### Work to do
Retype each line of the material exactly, please, skipping any picture in it.

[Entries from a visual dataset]
=-=-=-=-=

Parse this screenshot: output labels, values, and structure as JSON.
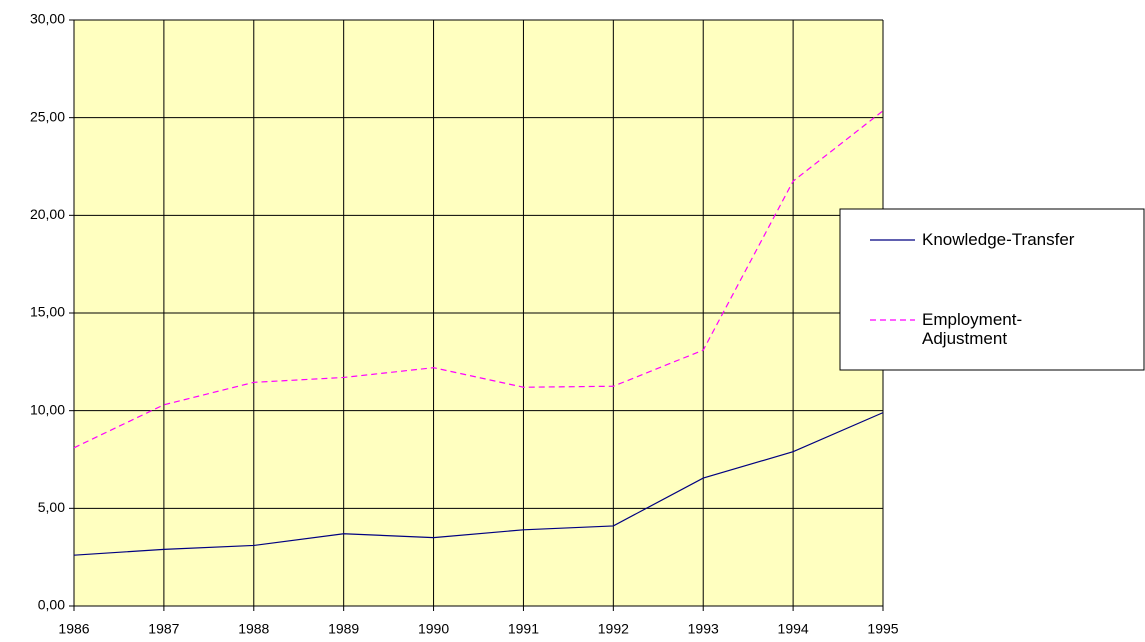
{
  "chart_data": {
    "type": "line",
    "x": [
      1986,
      1987,
      1988,
      1989,
      1990,
      1991,
      1992,
      1993,
      1994,
      1995
    ],
    "xlim": [
      1986,
      1995
    ],
    "xticks": [
      1986,
      1987,
      1988,
      1989,
      1990,
      1991,
      1992,
      1993,
      1994,
      1995
    ],
    "ylim": [
      0,
      30
    ],
    "yticks": [
      {
        "value": 0,
        "label": "0,00"
      },
      {
        "value": 5,
        "label": "5,00"
      },
      {
        "value": 10,
        "label": "10,00"
      },
      {
        "value": 15,
        "label": "15,00"
      },
      {
        "value": 20,
        "label": "20,00"
      },
      {
        "value": 25,
        "label": "25,00"
      },
      {
        "value": 30,
        "label": "30,00"
      }
    ],
    "grid": true,
    "legend": "right",
    "background": "#ffffc0",
    "series": [
      {
        "name": "Knowledge-Transfer",
        "color": "#000080",
        "dash": "solid",
        "values": [
          2.6,
          2.9,
          3.1,
          3.7,
          3.5,
          3.9,
          4.1,
          6.55,
          7.9,
          9.9
        ]
      },
      {
        "name": "Employment-Adjustment",
        "color": "#ff00ff",
        "dash": "dashed",
        "values": [
          8.1,
          10.3,
          11.45,
          11.7,
          12.2,
          11.2,
          11.25,
          13.1,
          21.75,
          25.35
        ]
      }
    ]
  }
}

=-=-=-=-=

### Result of this task
Parse this screenshot: output labels, values, and structure as JSON.
{
  "chart_data": {
    "type": "line",
    "x": [
      1986,
      1987,
      1988,
      1989,
      1990,
      1991,
      1992,
      1993,
      1994,
      1995
    ],
    "xlim": [
      1986,
      1995
    ],
    "xticks": [
      1986,
      1987,
      1988,
      1989,
      1990,
      1991,
      1992,
      1993,
      1994,
      1995
    ],
    "ylim": [
      0,
      30
    ],
    "yticks": [
      {
        "value": 0,
        "label": "0,00"
      },
      {
        "value": 5,
        "label": "5,00"
      },
      {
        "value": 10,
        "label": "10,00"
      },
      {
        "value": 15,
        "label": "15,00"
      },
      {
        "value": 20,
        "label": "20,00"
      },
      {
        "value": 25,
        "label": "25,00"
      },
      {
        "value": 30,
        "label": "30,00"
      }
    ],
    "grid": true,
    "legend": "right",
    "background": "#ffffc0",
    "series": [
      {
        "name": "Knowledge-Transfer",
        "color": "#000080",
        "dash": "solid",
        "values": [
          2.6,
          2.9,
          3.1,
          3.7,
          3.5,
          3.9,
          4.1,
          6.55,
          7.9,
          9.9
        ]
      },
      {
        "name": "Employment-Adjustment",
        "color": "#ff00ff",
        "dash": "dashed",
        "values": [
          8.1,
          10.3,
          11.45,
          11.7,
          12.2,
          11.2,
          11.25,
          13.1,
          21.75,
          25.35
        ]
      }
    ]
  }
}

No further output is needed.